Set problem >>
Take the material below and write it all out again exactly.

-*-

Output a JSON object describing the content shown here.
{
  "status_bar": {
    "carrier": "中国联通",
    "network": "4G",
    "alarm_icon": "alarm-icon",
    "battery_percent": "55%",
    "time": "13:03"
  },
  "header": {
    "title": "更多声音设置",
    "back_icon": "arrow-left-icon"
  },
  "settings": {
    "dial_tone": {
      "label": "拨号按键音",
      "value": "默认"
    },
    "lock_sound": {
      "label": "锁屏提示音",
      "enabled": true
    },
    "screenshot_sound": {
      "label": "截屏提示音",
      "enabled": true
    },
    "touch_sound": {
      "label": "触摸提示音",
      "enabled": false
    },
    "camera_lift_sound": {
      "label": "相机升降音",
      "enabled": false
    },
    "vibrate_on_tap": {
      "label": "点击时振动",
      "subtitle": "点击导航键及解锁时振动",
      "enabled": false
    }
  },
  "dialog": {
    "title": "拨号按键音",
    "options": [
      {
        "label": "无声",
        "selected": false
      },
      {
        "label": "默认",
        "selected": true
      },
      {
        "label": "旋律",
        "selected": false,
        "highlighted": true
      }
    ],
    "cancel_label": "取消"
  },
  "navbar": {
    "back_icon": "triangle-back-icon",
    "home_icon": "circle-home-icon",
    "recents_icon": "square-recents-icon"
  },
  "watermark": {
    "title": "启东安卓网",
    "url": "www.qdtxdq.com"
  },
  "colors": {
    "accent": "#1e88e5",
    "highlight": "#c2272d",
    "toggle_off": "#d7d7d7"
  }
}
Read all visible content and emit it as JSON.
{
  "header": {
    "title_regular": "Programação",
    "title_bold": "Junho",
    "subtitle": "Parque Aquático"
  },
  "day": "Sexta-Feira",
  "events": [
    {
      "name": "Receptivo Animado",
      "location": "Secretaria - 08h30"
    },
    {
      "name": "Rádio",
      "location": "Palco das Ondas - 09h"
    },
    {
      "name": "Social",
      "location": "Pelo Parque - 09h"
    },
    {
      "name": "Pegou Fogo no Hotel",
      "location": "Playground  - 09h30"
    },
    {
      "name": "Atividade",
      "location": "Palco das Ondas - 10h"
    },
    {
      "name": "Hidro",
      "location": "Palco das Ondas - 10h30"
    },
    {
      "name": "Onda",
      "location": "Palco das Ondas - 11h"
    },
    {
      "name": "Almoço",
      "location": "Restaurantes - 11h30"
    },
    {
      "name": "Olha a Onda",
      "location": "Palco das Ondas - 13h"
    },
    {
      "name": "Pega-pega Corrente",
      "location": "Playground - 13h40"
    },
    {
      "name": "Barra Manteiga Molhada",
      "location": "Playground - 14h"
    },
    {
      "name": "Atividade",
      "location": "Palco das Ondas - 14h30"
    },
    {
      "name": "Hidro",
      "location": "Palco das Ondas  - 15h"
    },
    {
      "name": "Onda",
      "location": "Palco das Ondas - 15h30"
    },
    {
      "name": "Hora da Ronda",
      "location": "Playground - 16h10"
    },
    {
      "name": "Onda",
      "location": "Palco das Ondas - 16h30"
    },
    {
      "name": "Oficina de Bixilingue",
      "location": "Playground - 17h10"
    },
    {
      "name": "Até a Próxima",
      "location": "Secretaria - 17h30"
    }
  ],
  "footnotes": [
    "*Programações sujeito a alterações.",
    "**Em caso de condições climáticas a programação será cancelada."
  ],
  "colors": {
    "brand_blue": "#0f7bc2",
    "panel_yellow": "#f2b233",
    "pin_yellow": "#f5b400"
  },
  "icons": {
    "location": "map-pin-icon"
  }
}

-*-

Response for this exercise >>
Output a JSON object describing the content shown here.
{
  "status_bar": {
    "carrier": "中国联通",
    "network": "4G",
    "alarm_icon": "alarm-icon",
    "battery_percent": "55%",
    "time": "13:03"
  },
  "header": {
    "title": "更多声音设置",
    "back_icon": "arrow-left-icon"
  },
  "settings": {
    "dial_tone": {
      "label": "拨号按键音",
      "value": "默认"
    },
    "lock_sound": {
      "label": "锁屏提示音",
      "enabled": true
    },
    "screenshot_sound": {
      "label": "截屏提示音",
      "enabled": true
    },
    "touch_sound": {
      "label": "触摸提示音",
      "enabled": false
    },
    "camera_lift_sound": {
      "label": "相机升降音",
      "enabled": false
    },
    "vibrate_on_tap": {
      "label": "点击时振动",
      "subtitle": "点击导航键及解锁时振动",
      "enabled": false
    }
  },
  "dialog": {
    "title": "拨号按键音",
    "options": [
      {
        "label": "无声",
        "selected": false
      },
      {
        "label": "默认",
        "selected": true
      },
      {
        "label": "旋律",
        "selected": false,
        "highlighted": true
      }
    ],
    "cancel_label": "取消"
  },
  "navbar": {
    "back_icon": "triangle-back-icon",
    "home_icon": "circle-home-icon",
    "recents_icon": "square-recents-icon"
  },
  "watermark": {
    "title": "启东安卓网",
    "url": "www.qdtxdq.com"
  },
  "colors": {
    "accent": "#1e88e5",
    "highlight": "#c2272d",
    "toggle_off": "#d7d7d7"
  }
}
Read all visible content and emit it as JSON.
{
  "header": {
    "title_regular": "Programação",
    "title_bold": "Junho",
    "subtitle": "Parque Aquático"
  },
  "day": "Sexta-Feira",
  "events": [
    {
      "name": "Receptivo Animado",
      "location": "Secretaria - 08h30"
    },
    {
      "name": "Rádio",
      "location": "Palco das Ondas - 09h"
    },
    {
      "name": "Social",
      "location": "Pelo Parque - 09h"
    },
    {
      "name": "Pegou Fogo no Hotel",
      "location": "Playground  - 09h30"
    },
    {
      "name": "Atividade",
      "location": "Palco das Ondas - 10h"
    },
    {
      "name": "Hidro",
      "location": "Palco das Ondas - 10h30"
    },
    {
      "name": "Onda",
      "location": "Palco das Ondas - 11h"
    },
    {
      "name": "Almoço",
      "location": "Restaurantes - 11h30"
    },
    {
      "name": "Olha a Onda",
      "location": "Palco das Ondas - 13h"
    },
    {
      "name": "Pega-pega Corrente",
      "location": "Playground - 13h40"
    },
    {
      "name": "Barra Manteiga Molhada",
      "location": "Playground - 14h"
    },
    {
      "name": "Atividade",
      "location": "Palco das Ondas - 14h30"
    },
    {
      "name": "Hidro",
      "location": "Palco das Ondas  - 15h"
    },
    {
      "name": "Onda",
      "location": "Palco das Ondas - 15h30"
    },
    {
      "name": "Hora da Ronda",
      "location": "Playground - 16h10"
    },
    {
      "name": "Onda",
      "location": "Palco das Ondas - 16h30"
    },
    {
      "name": "Oficina de Bixilingue",
      "location": "Playground - 17h10"
    },
    {
      "name": "Até a Próxima",
      "location": "Secretaria - 17h30"
    }
  ],
  "footnotes": [
    "*Programações sujeito a alterações.",
    "**Em caso de condições climáticas a programação será cancelada."
  ],
  "colors": {
    "brand_blue": "#0f7bc2",
    "panel_yellow": "#f2b233",
    "pin_yellow": "#f5b400"
  },
  "icons": {
    "location": "map-pin-icon"
  }
}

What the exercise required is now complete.